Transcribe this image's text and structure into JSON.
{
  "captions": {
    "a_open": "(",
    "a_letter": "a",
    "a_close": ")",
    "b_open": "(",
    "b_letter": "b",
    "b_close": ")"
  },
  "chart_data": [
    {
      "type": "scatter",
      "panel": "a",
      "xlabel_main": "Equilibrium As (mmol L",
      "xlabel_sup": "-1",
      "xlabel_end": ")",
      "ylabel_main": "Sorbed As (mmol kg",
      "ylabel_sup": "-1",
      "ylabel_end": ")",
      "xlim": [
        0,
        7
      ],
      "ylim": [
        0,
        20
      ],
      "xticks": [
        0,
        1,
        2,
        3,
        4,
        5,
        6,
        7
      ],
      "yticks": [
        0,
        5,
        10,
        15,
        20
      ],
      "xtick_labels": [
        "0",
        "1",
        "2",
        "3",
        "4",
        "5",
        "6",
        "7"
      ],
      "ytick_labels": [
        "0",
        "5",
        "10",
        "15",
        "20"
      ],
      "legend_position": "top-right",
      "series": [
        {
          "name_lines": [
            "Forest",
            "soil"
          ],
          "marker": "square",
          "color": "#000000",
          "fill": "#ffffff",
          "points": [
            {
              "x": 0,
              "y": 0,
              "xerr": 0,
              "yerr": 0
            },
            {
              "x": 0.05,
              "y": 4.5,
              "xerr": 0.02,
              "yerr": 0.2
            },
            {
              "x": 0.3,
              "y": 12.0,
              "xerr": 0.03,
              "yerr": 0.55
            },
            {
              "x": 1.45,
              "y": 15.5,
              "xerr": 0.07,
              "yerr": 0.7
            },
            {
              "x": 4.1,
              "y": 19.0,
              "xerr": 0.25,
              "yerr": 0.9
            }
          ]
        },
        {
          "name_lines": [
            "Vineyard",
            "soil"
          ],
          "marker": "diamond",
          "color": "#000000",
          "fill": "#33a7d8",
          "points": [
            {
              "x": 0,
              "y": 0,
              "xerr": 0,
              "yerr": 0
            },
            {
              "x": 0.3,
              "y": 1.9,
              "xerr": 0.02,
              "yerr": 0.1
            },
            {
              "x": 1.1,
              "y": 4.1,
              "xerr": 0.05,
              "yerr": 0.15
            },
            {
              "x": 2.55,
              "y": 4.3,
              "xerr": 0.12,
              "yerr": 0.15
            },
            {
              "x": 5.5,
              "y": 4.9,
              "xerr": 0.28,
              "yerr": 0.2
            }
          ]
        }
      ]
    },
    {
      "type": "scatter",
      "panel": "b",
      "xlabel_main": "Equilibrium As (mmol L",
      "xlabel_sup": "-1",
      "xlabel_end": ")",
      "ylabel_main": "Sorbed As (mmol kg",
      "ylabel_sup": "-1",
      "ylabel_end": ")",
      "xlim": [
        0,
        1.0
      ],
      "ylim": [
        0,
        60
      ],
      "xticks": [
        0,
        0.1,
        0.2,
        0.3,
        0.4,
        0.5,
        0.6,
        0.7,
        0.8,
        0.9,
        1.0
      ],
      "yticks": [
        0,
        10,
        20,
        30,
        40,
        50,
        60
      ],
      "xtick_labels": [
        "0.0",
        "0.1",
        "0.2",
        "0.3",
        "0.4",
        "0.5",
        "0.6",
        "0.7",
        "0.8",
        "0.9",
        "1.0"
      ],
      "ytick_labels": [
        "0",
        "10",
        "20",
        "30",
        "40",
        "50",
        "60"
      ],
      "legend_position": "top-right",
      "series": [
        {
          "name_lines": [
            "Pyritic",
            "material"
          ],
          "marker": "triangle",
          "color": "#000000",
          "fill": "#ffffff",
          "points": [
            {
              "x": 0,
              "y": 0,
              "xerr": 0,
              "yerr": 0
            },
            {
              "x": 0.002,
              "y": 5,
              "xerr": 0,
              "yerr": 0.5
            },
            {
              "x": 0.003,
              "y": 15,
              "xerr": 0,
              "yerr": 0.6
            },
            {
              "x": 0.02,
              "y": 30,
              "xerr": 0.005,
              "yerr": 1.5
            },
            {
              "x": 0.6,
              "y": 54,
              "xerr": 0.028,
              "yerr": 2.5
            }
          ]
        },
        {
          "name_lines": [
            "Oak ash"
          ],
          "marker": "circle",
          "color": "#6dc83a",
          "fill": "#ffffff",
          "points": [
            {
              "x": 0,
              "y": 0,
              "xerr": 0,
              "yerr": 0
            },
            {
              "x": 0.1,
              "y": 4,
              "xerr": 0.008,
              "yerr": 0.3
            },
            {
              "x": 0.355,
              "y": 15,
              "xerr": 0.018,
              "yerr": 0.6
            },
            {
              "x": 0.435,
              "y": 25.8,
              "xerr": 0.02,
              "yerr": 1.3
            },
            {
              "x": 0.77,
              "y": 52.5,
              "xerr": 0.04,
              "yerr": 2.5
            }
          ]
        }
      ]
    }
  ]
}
----
== AIM ==
Go through the listing above and restate it word for word.

== COMPLETED TASK ==
Transcribe this image's text and structure into JSON.
{
  "captions": {
    "a_open": "(",
    "a_letter": "a",
    "a_close": ")",
    "b_open": "(",
    "b_letter": "b",
    "b_close": ")"
  },
  "chart_data": [
    {
      "type": "scatter",
      "panel": "a",
      "xlabel_main": "Equilibrium As (mmol L",
      "xlabel_sup": "-1",
      "xlabel_end": ")",
      "ylabel_main": "Sorbed As (mmol kg",
      "ylabel_sup": "-1",
      "ylabel_end": ")",
      "xlim": [
        0,
        7
      ],
      "ylim": [
        0,
        20
      ],
      "xticks": [
        0,
        1,
        2,
        3,
        4,
        5,
        6,
        7
      ],
      "yticks": [
        0,
        5,
        10,
        15,
        20
      ],
      "xtick_labels": [
        "0",
        "1",
        "2",
        "3",
        "4",
        "5",
        "6",
        "7"
      ],
      "ytick_labels": [
        "0",
        "5",
        "10",
        "15",
        "20"
      ],
      "legend_position": "top-right",
      "series": [
        {
          "name_lines": [
            "Forest",
            "soil"
          ],
          "marker": "square",
          "color": "#000000",
          "fill": "#ffffff",
          "points": [
            {
              "x": 0,
              "y": 0,
              "xerr": 0,
              "yerr": 0
            },
            {
              "x": 0.05,
              "y": 4.5,
              "xerr": 0.02,
              "yerr": 0.2
            },
            {
              "x": 0.3,
              "y": 12.0,
              "xerr": 0.03,
              "yerr": 0.55
            },
            {
              "x": 1.45,
              "y": 15.5,
              "xerr": 0.07,
              "yerr": 0.7
            },
            {
              "x": 4.1,
              "y": 19.0,
              "xerr": 0.25,
              "yerr": 0.9
            }
          ]
        },
        {
          "name_lines": [
            "Vineyard",
            "soil"
          ],
          "marker": "diamond",
          "color": "#000000",
          "fill": "#33a7d8",
          "points": [
            {
              "x": 0,
              "y": 0,
              "xerr": 0,
              "yerr": 0
            },
            {
              "x": 0.3,
              "y": 1.9,
              "xerr": 0.02,
              "yerr": 0.1
            },
            {
              "x": 1.1,
              "y": 4.1,
              "xerr": 0.05,
              "yerr": 0.15
            },
            {
              "x": 2.55,
              "y": 4.3,
              "xerr": 0.12,
              "yerr": 0.15
            },
            {
              "x": 5.5,
              "y": 4.9,
              "xerr": 0.28,
              "yerr": 0.2
            }
          ]
        }
      ]
    },
    {
      "type": "scatter",
      "panel": "b",
      "xlabel_main": "Equilibrium As (mmol L",
      "xlabel_sup": "-1",
      "xlabel_end": ")",
      "ylabel_main": "Sorbed As (mmol kg",
      "ylabel_sup": "-1",
      "ylabel_end": ")",
      "xlim": [
        0,
        1.0
      ],
      "ylim": [
        0,
        60
      ],
      "xticks": [
        0,
        0.1,
        0.2,
        0.3,
        0.4,
        0.5,
        0.6,
        0.7,
        0.8,
        0.9,
        1.0
      ],
      "yticks": [
        0,
        10,
        20,
        30,
        40,
        50,
        60
      ],
      "xtick_labels": [
        "0.0",
        "0.1",
        "0.2",
        "0.3",
        "0.4",
        "0.5",
        "0.6",
        "0.7",
        "0.8",
        "0.9",
        "1.0"
      ],
      "ytick_labels": [
        "0",
        "10",
        "20",
        "30",
        "40",
        "50",
        "60"
      ],
      "legend_position": "top-right",
      "series": [
        {
          "name_lines": [
            "Pyritic",
            "material"
          ],
          "marker": "triangle",
          "color": "#000000",
          "fill": "#ffffff",
          "points": [
            {
              "x": 0,
              "y": 0,
              "xerr": 0,
              "yerr": 0
            },
            {
              "x": 0.002,
              "y": 5,
              "xerr": 0,
              "yerr": 0.5
            },
            {
              "x": 0.003,
              "y": 15,
              "xerr": 0,
              "yerr": 0.6
            },
            {
              "x": 0.02,
              "y": 30,
              "xerr": 0.005,
              "yerr": 1.5
            },
            {
              "x": 0.6,
              "y": 54,
              "xerr": 0.028,
              "yerr": 2.5
            }
          ]
        },
        {
          "name_lines": [
            "Oak ash"
          ],
          "marker": "circle",
          "color": "#6dc83a",
          "fill": "#ffffff",
          "points": [
            {
              "x": 0,
              "y": 0,
              "xerr": 0,
              "yerr": 0
            },
            {
              "x": 0.1,
              "y": 4,
              "xerr": 0.008,
              "yerr": 0.3
            },
            {
              "x": 0.355,
              "y": 15,
              "xerr": 0.018,
              "yerr": 0.6
            },
            {
              "x": 0.435,
              "y": 25.8,
              "xerr": 0.02,
              "yerr": 1.3
            },
            {
              "x": 0.77,
              "y": 52.5,
              "xerr": 0.04,
              "yerr": 2.5
            }
          ]
        }
      ]
    }
  ]
}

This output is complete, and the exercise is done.